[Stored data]
-----

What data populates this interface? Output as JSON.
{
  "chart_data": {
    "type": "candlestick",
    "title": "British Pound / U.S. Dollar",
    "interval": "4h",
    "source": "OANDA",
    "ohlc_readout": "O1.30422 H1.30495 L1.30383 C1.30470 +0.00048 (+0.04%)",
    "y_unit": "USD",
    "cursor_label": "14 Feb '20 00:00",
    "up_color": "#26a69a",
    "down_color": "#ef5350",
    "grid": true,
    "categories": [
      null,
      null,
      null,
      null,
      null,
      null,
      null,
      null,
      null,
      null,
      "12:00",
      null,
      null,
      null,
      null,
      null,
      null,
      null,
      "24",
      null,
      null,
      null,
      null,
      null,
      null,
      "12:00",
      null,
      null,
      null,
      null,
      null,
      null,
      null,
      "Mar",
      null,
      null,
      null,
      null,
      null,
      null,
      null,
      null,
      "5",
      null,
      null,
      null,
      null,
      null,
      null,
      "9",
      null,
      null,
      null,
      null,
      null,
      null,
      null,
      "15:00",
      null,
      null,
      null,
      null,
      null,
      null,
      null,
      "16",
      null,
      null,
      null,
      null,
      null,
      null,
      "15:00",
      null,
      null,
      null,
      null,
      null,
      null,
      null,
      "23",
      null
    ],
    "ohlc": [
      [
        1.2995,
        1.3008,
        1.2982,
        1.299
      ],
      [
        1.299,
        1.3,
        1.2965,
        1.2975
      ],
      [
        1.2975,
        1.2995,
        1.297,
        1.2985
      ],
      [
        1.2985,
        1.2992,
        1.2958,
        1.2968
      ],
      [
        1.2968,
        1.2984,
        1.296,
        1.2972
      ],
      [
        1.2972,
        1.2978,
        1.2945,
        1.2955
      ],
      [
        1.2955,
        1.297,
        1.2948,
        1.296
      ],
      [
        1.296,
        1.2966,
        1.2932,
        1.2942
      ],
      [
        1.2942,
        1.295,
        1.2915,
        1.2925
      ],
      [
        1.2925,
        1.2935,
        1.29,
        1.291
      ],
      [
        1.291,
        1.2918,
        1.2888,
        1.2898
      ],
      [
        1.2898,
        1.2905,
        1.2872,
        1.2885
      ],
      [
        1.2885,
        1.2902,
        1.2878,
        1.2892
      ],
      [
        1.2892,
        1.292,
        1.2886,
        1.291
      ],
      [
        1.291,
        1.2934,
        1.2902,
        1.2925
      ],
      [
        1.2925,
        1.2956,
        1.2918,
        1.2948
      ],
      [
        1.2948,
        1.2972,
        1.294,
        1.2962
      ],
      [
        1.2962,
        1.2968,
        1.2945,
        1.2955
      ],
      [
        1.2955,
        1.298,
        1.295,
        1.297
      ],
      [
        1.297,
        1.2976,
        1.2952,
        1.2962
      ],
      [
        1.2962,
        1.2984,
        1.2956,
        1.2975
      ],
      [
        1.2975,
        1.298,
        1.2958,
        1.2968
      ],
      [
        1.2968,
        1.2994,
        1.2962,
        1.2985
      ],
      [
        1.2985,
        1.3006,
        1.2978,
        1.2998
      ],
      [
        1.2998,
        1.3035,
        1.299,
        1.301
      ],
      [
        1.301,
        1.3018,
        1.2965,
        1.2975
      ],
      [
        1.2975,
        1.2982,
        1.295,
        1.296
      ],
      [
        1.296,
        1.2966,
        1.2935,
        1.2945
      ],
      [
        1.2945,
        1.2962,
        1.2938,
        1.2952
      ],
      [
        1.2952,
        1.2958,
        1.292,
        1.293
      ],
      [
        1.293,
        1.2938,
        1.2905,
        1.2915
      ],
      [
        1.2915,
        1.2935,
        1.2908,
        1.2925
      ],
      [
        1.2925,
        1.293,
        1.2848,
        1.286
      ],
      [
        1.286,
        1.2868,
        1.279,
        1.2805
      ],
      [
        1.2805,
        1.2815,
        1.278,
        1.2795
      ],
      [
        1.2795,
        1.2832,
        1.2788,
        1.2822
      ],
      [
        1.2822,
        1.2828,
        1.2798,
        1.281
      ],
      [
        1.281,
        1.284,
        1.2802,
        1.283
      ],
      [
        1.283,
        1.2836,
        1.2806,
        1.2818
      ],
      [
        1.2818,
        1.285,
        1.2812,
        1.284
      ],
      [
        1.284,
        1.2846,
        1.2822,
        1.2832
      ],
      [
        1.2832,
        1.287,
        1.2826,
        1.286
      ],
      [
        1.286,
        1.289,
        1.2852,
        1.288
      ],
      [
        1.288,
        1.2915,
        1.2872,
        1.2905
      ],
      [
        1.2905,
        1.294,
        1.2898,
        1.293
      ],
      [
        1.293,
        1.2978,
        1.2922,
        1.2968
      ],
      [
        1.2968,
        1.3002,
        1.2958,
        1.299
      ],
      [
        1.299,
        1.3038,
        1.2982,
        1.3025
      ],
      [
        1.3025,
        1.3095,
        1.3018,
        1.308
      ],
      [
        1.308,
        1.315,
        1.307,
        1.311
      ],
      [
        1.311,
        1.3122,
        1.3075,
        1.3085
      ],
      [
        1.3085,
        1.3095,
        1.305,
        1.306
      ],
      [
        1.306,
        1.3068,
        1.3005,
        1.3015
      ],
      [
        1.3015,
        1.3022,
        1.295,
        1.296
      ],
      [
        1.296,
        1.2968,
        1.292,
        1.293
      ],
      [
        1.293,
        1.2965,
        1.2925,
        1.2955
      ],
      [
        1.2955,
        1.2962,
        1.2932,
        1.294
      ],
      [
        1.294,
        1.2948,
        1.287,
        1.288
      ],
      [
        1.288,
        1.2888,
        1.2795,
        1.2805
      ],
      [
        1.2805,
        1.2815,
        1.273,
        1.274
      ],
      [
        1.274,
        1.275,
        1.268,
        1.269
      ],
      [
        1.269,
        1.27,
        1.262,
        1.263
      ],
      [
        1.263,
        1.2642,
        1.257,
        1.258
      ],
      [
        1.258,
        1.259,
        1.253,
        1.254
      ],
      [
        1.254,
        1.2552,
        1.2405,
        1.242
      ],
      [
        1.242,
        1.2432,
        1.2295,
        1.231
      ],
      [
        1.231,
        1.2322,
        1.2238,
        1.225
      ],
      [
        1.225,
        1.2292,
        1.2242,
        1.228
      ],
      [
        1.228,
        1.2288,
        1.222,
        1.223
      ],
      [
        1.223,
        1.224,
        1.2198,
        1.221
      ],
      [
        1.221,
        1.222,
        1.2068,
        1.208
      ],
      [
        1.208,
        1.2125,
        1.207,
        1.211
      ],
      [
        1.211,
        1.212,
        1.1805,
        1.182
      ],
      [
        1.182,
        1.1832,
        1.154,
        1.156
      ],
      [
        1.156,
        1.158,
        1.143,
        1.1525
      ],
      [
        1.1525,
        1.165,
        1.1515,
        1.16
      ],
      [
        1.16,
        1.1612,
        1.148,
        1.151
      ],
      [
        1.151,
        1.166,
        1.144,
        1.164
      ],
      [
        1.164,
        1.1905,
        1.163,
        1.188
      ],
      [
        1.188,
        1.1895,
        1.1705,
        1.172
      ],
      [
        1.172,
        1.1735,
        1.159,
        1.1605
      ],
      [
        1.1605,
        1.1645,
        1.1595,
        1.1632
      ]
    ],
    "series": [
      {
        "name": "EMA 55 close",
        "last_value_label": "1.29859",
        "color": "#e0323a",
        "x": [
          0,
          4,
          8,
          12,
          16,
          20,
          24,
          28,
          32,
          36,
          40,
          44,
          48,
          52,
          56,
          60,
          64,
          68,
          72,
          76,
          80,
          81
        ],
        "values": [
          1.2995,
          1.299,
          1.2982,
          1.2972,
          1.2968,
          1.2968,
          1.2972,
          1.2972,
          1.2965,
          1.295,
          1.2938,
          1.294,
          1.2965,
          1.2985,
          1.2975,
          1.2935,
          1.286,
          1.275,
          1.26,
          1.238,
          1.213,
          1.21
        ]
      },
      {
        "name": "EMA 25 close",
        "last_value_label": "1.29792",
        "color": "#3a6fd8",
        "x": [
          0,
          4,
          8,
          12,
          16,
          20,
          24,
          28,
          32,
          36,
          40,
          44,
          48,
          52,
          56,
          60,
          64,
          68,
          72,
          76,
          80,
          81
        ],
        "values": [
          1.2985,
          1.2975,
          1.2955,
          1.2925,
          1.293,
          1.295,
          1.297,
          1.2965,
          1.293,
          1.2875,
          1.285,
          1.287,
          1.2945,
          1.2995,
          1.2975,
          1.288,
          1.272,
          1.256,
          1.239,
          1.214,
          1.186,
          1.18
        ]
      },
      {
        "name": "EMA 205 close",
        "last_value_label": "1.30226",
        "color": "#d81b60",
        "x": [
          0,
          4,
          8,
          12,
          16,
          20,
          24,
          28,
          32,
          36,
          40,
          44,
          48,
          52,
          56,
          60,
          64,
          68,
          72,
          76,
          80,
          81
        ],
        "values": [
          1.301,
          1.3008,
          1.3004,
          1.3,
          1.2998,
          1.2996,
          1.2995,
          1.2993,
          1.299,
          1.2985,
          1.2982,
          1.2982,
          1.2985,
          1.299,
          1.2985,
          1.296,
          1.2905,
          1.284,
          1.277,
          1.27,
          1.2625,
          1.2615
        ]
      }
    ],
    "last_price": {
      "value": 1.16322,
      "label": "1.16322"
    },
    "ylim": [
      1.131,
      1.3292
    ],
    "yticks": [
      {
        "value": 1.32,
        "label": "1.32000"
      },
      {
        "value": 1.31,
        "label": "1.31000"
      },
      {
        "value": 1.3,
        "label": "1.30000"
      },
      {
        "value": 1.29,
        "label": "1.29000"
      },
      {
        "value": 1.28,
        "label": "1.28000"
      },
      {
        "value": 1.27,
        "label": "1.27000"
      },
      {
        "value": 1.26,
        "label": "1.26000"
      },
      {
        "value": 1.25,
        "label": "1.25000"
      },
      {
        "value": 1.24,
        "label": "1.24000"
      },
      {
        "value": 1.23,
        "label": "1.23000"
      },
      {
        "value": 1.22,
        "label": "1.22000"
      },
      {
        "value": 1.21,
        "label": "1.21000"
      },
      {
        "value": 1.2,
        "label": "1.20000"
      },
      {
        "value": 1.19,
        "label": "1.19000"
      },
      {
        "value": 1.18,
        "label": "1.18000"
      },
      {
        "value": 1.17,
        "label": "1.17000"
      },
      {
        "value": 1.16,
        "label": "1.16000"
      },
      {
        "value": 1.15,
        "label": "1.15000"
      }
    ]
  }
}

-----

[Stated problem] Search the entries for the word "close", then gather every line that has it.

[Reply to the exercise]
        "name": "EMA 55 close",
        "name": "EMA 25 close",
        "name": "EMA 205 close",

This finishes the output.